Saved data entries
• • • • • • •

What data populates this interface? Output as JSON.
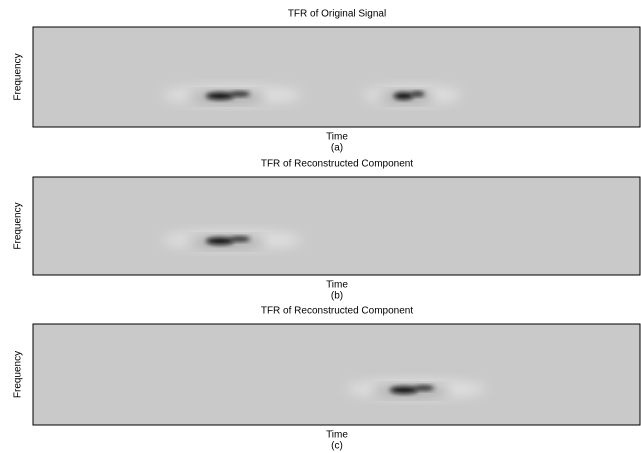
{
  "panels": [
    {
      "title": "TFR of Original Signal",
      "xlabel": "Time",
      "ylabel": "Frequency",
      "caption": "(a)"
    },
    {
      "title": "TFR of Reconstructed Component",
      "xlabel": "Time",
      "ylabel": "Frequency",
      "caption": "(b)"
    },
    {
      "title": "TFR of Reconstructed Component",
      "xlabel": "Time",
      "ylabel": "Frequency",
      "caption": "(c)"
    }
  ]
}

• • • • • • •

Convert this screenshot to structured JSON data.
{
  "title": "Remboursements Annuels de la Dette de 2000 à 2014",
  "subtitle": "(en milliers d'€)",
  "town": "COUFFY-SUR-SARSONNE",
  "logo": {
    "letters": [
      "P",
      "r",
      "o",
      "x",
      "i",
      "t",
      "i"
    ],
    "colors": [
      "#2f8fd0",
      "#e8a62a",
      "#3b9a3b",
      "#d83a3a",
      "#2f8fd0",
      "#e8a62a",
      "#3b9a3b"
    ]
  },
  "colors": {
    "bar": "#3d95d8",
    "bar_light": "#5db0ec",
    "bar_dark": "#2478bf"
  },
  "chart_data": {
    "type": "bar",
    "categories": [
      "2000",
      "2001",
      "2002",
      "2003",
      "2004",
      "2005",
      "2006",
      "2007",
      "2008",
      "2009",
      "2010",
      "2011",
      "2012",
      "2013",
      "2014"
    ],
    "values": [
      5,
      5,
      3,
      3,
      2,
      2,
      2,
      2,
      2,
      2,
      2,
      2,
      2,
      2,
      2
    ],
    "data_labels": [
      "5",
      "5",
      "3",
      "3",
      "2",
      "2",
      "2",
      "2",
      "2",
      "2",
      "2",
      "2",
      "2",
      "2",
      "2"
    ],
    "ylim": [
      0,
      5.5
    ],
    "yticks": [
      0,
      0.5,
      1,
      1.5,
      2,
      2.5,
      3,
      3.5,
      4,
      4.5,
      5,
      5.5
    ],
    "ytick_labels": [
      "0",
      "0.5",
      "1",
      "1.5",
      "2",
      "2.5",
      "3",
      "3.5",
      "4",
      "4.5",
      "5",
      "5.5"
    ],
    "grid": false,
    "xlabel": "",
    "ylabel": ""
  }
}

• • • • • • •

◆ Exercise:
Pick out and copy the lines of the material that include the word "this".

◆ Answer to the problem:
What data populates this interface? Output as JSON.
Convert this screenshot to structured JSON data.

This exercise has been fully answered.